TASK OBJECTIVE :: Gather all lines from the material that contain "clarity".

===== EXTRACTED DATA

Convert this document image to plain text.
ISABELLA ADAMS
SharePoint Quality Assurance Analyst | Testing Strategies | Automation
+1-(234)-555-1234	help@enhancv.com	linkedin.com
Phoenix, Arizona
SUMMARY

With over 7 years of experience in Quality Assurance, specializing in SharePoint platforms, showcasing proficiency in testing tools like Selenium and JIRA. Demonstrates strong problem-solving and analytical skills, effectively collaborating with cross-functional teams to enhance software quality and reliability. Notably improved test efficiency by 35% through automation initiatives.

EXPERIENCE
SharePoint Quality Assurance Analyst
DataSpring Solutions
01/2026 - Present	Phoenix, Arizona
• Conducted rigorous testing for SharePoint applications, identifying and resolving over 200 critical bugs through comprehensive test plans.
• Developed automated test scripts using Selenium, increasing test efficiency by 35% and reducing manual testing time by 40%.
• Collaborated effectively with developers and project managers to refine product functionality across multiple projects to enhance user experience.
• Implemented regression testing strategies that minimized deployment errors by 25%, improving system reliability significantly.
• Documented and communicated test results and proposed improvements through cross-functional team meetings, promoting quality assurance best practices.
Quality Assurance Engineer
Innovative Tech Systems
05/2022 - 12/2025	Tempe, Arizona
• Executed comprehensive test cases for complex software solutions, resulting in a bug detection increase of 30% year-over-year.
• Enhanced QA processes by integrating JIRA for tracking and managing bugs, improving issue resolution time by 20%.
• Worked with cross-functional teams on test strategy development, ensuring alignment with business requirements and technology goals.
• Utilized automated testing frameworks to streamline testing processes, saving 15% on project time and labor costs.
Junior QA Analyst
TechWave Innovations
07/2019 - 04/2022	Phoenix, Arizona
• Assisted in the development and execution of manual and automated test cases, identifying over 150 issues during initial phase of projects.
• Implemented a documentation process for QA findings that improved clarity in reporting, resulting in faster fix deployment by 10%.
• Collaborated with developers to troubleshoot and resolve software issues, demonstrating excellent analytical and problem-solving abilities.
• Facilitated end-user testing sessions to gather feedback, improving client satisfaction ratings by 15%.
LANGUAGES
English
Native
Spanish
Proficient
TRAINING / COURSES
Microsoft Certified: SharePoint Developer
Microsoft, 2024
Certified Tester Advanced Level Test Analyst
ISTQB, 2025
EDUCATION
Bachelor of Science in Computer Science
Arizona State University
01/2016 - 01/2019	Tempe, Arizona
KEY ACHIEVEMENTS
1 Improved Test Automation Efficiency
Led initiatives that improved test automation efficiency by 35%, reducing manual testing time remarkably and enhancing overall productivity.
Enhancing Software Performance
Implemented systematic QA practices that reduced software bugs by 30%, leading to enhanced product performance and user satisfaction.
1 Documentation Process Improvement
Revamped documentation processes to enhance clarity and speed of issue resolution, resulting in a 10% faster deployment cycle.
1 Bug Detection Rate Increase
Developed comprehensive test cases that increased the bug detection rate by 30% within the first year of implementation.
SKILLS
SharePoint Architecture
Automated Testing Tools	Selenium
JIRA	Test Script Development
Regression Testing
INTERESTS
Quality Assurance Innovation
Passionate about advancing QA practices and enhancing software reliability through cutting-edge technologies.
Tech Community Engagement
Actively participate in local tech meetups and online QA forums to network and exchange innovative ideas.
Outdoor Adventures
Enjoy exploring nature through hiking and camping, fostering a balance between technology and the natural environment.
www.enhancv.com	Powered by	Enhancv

==========

WRITTEN ANSWER ::
• Implemented a documentation process for QA findings that improved clarity in reporting, resulting in faster fix deployment by 10%.
Revamped documentation processes to enhance clarity and speed of issue resolution, resulting in a 10% faster deployment cycle.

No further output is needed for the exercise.